## Begin

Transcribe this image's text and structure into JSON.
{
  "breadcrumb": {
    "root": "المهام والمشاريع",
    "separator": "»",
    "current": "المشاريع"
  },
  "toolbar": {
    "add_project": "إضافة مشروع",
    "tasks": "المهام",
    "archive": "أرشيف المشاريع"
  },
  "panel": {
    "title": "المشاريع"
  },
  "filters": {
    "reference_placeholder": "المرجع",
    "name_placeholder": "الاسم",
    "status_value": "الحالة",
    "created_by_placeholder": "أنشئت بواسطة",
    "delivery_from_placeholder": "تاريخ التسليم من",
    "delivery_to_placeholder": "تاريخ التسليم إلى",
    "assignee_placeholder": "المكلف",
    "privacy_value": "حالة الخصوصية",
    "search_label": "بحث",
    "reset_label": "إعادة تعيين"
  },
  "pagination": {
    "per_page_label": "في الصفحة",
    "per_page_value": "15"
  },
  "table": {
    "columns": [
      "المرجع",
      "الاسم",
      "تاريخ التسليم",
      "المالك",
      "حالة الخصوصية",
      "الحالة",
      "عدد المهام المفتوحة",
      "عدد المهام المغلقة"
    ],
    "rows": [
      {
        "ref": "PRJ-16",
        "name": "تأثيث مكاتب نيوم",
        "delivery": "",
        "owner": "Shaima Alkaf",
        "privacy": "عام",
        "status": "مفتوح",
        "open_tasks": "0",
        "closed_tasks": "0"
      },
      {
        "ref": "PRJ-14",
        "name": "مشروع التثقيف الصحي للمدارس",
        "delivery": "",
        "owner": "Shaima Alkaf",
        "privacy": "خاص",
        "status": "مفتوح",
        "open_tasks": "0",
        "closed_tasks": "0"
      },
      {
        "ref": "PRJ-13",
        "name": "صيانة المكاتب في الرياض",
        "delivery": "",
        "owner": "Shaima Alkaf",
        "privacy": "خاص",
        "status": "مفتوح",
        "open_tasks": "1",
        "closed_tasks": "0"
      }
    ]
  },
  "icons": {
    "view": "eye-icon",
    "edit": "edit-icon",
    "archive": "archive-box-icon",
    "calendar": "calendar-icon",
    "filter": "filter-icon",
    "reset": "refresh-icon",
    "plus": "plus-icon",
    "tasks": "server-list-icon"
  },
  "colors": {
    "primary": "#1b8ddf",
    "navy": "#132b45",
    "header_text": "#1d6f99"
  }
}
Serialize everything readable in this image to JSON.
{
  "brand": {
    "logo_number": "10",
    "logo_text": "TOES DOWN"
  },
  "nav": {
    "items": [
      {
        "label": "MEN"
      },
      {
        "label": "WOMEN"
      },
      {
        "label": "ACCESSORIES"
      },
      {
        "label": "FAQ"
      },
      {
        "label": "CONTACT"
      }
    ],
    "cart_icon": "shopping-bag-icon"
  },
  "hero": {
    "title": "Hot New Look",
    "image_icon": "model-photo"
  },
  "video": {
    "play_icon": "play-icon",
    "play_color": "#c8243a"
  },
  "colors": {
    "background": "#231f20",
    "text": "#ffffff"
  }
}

## End

Exercise task:
Please output the entries above, every line exactly as it reads.

Expected answer:
Transcribe this image's text and structure into JSON.
{
  "breadcrumb": {
    "root": "المهام والمشاريع",
    "separator": "»",
    "current": "المشاريع"
  },
  "toolbar": {
    "add_project": "إضافة مشروع",
    "tasks": "المهام",
    "archive": "أرشيف المشاريع"
  },
  "panel": {
    "title": "المشاريع"
  },
  "filters": {
    "reference_placeholder": "المرجع",
    "name_placeholder": "الاسم",
    "status_value": "الحالة",
    "created_by_placeholder": "أنشئت بواسطة",
    "delivery_from_placeholder": "تاريخ التسليم من",
    "delivery_to_placeholder": "تاريخ التسليم إلى",
    "assignee_placeholder": "المكلف",
    "privacy_value": "حالة الخصوصية",
    "search_label": "بحث",
    "reset_label": "إعادة تعيين"
  },
  "pagination": {
    "per_page_label": "في الصفحة",
    "per_page_value": "15"
  },
  "table": {
    "columns": [
      "المرجع",
      "الاسم",
      "تاريخ التسليم",
      "المالك",
      "حالة الخصوصية",
      "الحالة",
      "عدد المهام المفتوحة",
      "عدد المهام المغلقة"
    ],
    "rows": [
      {
        "ref": "PRJ-16",
        "name": "تأثيث مكاتب نيوم",
        "delivery": "",
        "owner": "Shaima Alkaf",
        "privacy": "عام",
        "status": "مفتوح",
        "open_tasks": "0",
        "closed_tasks": "0"
      },
      {
        "ref": "PRJ-14",
        "name": "مشروع التثقيف الصحي للمدارس",
        "delivery": "",
        "owner": "Shaima Alkaf",
        "privacy": "خاص",
        "status": "مفتوح",
        "open_tasks": "0",
        "closed_tasks": "0"
      },
      {
        "ref": "PRJ-13",
        "name": "صيانة المكاتب في الرياض",
        "delivery": "",
        "owner": "Shaima Alkaf",
        "privacy": "خاص",
        "status": "مفتوح",
        "open_tasks": "1",
        "closed_tasks": "0"
      }
    ]
  },
  "icons": {
    "view": "eye-icon",
    "edit": "edit-icon",
    "archive": "archive-box-icon",
    "calendar": "calendar-icon",
    "filter": "filter-icon",
    "reset": "refresh-icon",
    "plus": "plus-icon",
    "tasks": "server-list-icon"
  },
  "colors": {
    "primary": "#1b8ddf",
    "navy": "#132b45",
    "header_text": "#1d6f99"
  }
}
Serialize everything readable in this image to JSON.
{
  "brand": {
    "logo_number": "10",
    "logo_text": "TOES DOWN"
  },
  "nav": {
    "items": [
      {
        "label": "MEN"
      },
      {
        "label": "WOMEN"
      },
      {
        "label": "ACCESSORIES"
      },
      {
        "label": "FAQ"
      },
      {
        "label": "CONTACT"
      }
    ],
    "cart_icon": "shopping-bag-icon"
  },
  "hero": {
    "title": "Hot New Look",
    "image_icon": "model-photo"
  },
  "video": {
    "play_icon": "play-icon",
    "play_color": "#c8243a"
  },
  "colors": {
    "background": "#231f20",
    "text": "#ffffff"
  }
}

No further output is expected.